**TASK REQUIREMENTS**.
Output all entries verbatim. Skip pictures.
** Begin DATA FOR THIS TASK **
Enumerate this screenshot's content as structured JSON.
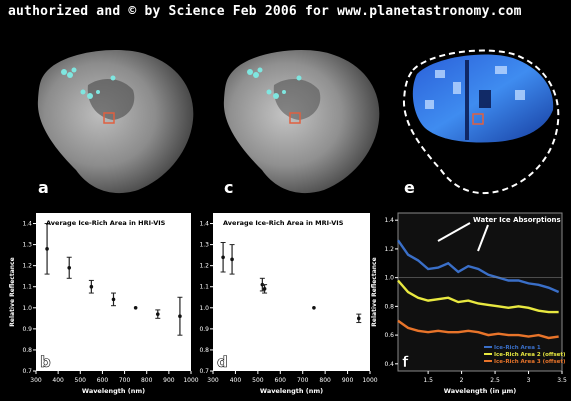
{
  "credit": "authorized and © by Science Feb 2006 for www.planetastronomy.com",
  "image_panels": [
    {
      "label": "a"
    },
    {
      "label": "c"
    },
    {
      "label": "e"
    }
  ],
  "colors": {
    "marker_cyan": "#7fe6e0",
    "roi_box": "#e06040",
    "ir1": "#3a6fc8",
    "ir2": "#e8e840",
    "ir3": "#e8742a"
  },
  "chart_data": [
    {
      "panel": "b",
      "type": "scatter",
      "title": "Average Ice-Rich Area in HRI-VIS",
      "xlabel": "Wavelength (nm)",
      "ylabel": "Relative Reflectance",
      "xlim": [
        300,
        1000
      ],
      "ylim": [
        0.7,
        1.45
      ],
      "xticks": [
        300,
        400,
        500,
        600,
        700,
        800,
        900,
        1000
      ],
      "yticks": [
        0.7,
        0.8,
        0.9,
        1.0,
        1.1,
        1.2,
        1.3,
        1.4
      ],
      "points": [
        {
          "x": 350,
          "y": 1.28,
          "err": 0.12
        },
        {
          "x": 450,
          "y": 1.19,
          "err": 0.05
        },
        {
          "x": 550,
          "y": 1.1,
          "err": 0.03
        },
        {
          "x": 650,
          "y": 1.04,
          "err": 0.03
        },
        {
          "x": 750,
          "y": 1.0,
          "err": 0.0
        },
        {
          "x": 850,
          "y": 0.97,
          "err": 0.02
        },
        {
          "x": 950,
          "y": 0.96,
          "err": 0.09
        }
      ]
    },
    {
      "panel": "d",
      "type": "scatter",
      "title": "Average Ice-Rich Area in MRI-VIS",
      "xlabel": "Wavelength (nm)",
      "ylabel": "",
      "xlim": [
        300,
        1000
      ],
      "ylim": [
        0.7,
        1.45
      ],
      "xticks": [
        300,
        400,
        500,
        600,
        700,
        800,
        900,
        1000
      ],
      "yticks": [
        0.7,
        0.8,
        0.9,
        1.0,
        1.1,
        1.2,
        1.3,
        1.4
      ],
      "points": [
        {
          "x": 345,
          "y": 1.24,
          "err": 0.07
        },
        {
          "x": 385,
          "y": 1.23,
          "err": 0.07
        },
        {
          "x": 520,
          "y": 1.11,
          "err": 0.03
        },
        {
          "x": 530,
          "y": 1.09,
          "err": 0.02
        },
        {
          "x": 750,
          "y": 1.0,
          "err": 0.0
        },
        {
          "x": 950,
          "y": 0.95,
          "err": 0.02
        }
      ]
    },
    {
      "panel": "f",
      "type": "line",
      "title": "",
      "annotation": "Water Ice Absorptions",
      "xlabel": "Wavelength (in µm)",
      "ylabel": "Relative Reflectance",
      "xlim": [
        1.05,
        3.5
      ],
      "ylim": [
        0.35,
        1.45
      ],
      "xticks": [
        1.5,
        2.0,
        2.5,
        3.0,
        3.5
      ],
      "yticks": [
        0.4,
        0.6,
        0.8,
        1.0,
        1.2,
        1.4
      ],
      "legend_position": "bottom-right",
      "series": [
        {
          "name": "Ice-Rich Area 1",
          "color": "#3a6fc8",
          "x": [
            1.05,
            1.2,
            1.35,
            1.5,
            1.65,
            1.8,
            1.95,
            2.1,
            2.25,
            2.4,
            2.55,
            2.7,
            2.85,
            3.0,
            3.15,
            3.3,
            3.45
          ],
          "y": [
            1.26,
            1.16,
            1.12,
            1.06,
            1.07,
            1.1,
            1.04,
            1.08,
            1.06,
            1.02,
            1.0,
            0.98,
            0.98,
            0.96,
            0.95,
            0.93,
            0.9
          ]
        },
        {
          "name": "Ice-Rich Area 2 (offset)",
          "color": "#e8e840",
          "x": [
            1.05,
            1.2,
            1.35,
            1.5,
            1.65,
            1.8,
            1.95,
            2.1,
            2.25,
            2.4,
            2.55,
            2.7,
            2.85,
            3.0,
            3.15,
            3.3,
            3.45
          ],
          "y": [
            0.98,
            0.9,
            0.86,
            0.84,
            0.85,
            0.86,
            0.83,
            0.84,
            0.82,
            0.81,
            0.8,
            0.79,
            0.8,
            0.79,
            0.77,
            0.76,
            0.76
          ]
        },
        {
          "name": "Ice-Rich Area 3 (offset)",
          "color": "#e8742a",
          "x": [
            1.05,
            1.2,
            1.35,
            1.5,
            1.65,
            1.8,
            1.95,
            2.1,
            2.25,
            2.4,
            2.55,
            2.7,
            2.85,
            3.0,
            3.15,
            3.3,
            3.45
          ],
          "y": [
            0.7,
            0.65,
            0.63,
            0.62,
            0.63,
            0.62,
            0.62,
            0.63,
            0.62,
            0.6,
            0.61,
            0.6,
            0.6,
            0.59,
            0.6,
            0.58,
            0.59
          ]
        }
      ]
    }
  ]
}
** End DATA FOR THIS TASK **
**ANSWER TO THIS TASK**.
Enumerate this screenshot's content as structured JSON.
{
  "credit": "authorized and © by Science Feb 2006 for www.planetastronomy.com",
  "image_panels": [
    {
      "label": "a"
    },
    {
      "label": "c"
    },
    {
      "label": "e"
    }
  ],
  "colors": {
    "marker_cyan": "#7fe6e0",
    "roi_box": "#e06040",
    "ir1": "#3a6fc8",
    "ir2": "#e8e840",
    "ir3": "#e8742a"
  },
  "chart_data": [
    {
      "panel": "b",
      "type": "scatter",
      "title": "Average Ice-Rich Area in HRI-VIS",
      "xlabel": "Wavelength (nm)",
      "ylabel": "Relative Reflectance",
      "xlim": [
        300,
        1000
      ],
      "ylim": [
        0.7,
        1.45
      ],
      "xticks": [
        300,
        400,
        500,
        600,
        700,
        800,
        900,
        1000
      ],
      "yticks": [
        0.7,
        0.8,
        0.9,
        1.0,
        1.1,
        1.2,
        1.3,
        1.4
      ],
      "points": [
        {
          "x": 350,
          "y": 1.28,
          "err": 0.12
        },
        {
          "x": 450,
          "y": 1.19,
          "err": 0.05
        },
        {
          "x": 550,
          "y": 1.1,
          "err": 0.03
        },
        {
          "x": 650,
          "y": 1.04,
          "err": 0.03
        },
        {
          "x": 750,
          "y": 1.0,
          "err": 0.0
        },
        {
          "x": 850,
          "y": 0.97,
          "err": 0.02
        },
        {
          "x": 950,
          "y": 0.96,
          "err": 0.09
        }
      ]
    },
    {
      "panel": "d",
      "type": "scatter",
      "title": "Average Ice-Rich Area in MRI-VIS",
      "xlabel": "Wavelength (nm)",
      "ylabel": "",
      "xlim": [
        300,
        1000
      ],
      "ylim": [
        0.7,
        1.45
      ],
      "xticks": [
        300,
        400,
        500,
        600,
        700,
        800,
        900,
        1000
      ],
      "yticks": [
        0.7,
        0.8,
        0.9,
        1.0,
        1.1,
        1.2,
        1.3,
        1.4
      ],
      "points": [
        {
          "x": 345,
          "y": 1.24,
          "err": 0.07
        },
        {
          "x": 385,
          "y": 1.23,
          "err": 0.07
        },
        {
          "x": 520,
          "y": 1.11,
          "err": 0.03
        },
        {
          "x": 530,
          "y": 1.09,
          "err": 0.02
        },
        {
          "x": 750,
          "y": 1.0,
          "err": 0.0
        },
        {
          "x": 950,
          "y": 0.95,
          "err": 0.02
        }
      ]
    },
    {
      "panel": "f",
      "type": "line",
      "title": "",
      "annotation": "Water Ice Absorptions",
      "xlabel": "Wavelength (in µm)",
      "ylabel": "Relative Reflectance",
      "xlim": [
        1.05,
        3.5
      ],
      "ylim": [
        0.35,
        1.45
      ],
      "xticks": [
        1.5,
        2.0,
        2.5,
        3.0,
        3.5
      ],
      "yticks": [
        0.4,
        0.6,
        0.8,
        1.0,
        1.2,
        1.4
      ],
      "legend_position": "bottom-right",
      "series": [
        {
          "name": "Ice-Rich Area 1",
          "color": "#3a6fc8",
          "x": [
            1.05,
            1.2,
            1.35,
            1.5,
            1.65,
            1.8,
            1.95,
            2.1,
            2.25,
            2.4,
            2.55,
            2.7,
            2.85,
            3.0,
            3.15,
            3.3,
            3.45
          ],
          "y": [
            1.26,
            1.16,
            1.12,
            1.06,
            1.07,
            1.1,
            1.04,
            1.08,
            1.06,
            1.02,
            1.0,
            0.98,
            0.98,
            0.96,
            0.95,
            0.93,
            0.9
          ]
        },
        {
          "name": "Ice-Rich Area 2 (offset)",
          "color": "#e8e840",
          "x": [
            1.05,
            1.2,
            1.35,
            1.5,
            1.65,
            1.8,
            1.95,
            2.1,
            2.25,
            2.4,
            2.55,
            2.7,
            2.85,
            3.0,
            3.15,
            3.3,
            3.45
          ],
          "y": [
            0.98,
            0.9,
            0.86,
            0.84,
            0.85,
            0.86,
            0.83,
            0.84,
            0.82,
            0.81,
            0.8,
            0.79,
            0.8,
            0.79,
            0.77,
            0.76,
            0.76
          ]
        },
        {
          "name": "Ice-Rich Area 3 (offset)",
          "color": "#e8742a",
          "x": [
            1.05,
            1.2,
            1.35,
            1.5,
            1.65,
            1.8,
            1.95,
            2.1,
            2.25,
            2.4,
            2.55,
            2.7,
            2.85,
            3.0,
            3.15,
            3.3,
            3.45
          ],
          "y": [
            0.7,
            0.65,
            0.63,
            0.62,
            0.63,
            0.62,
            0.62,
            0.63,
            0.62,
            0.6,
            0.61,
            0.6,
            0.6,
            0.59,
            0.6,
            0.58,
            0.59
          ]
        }
      ]
    }
  ]
}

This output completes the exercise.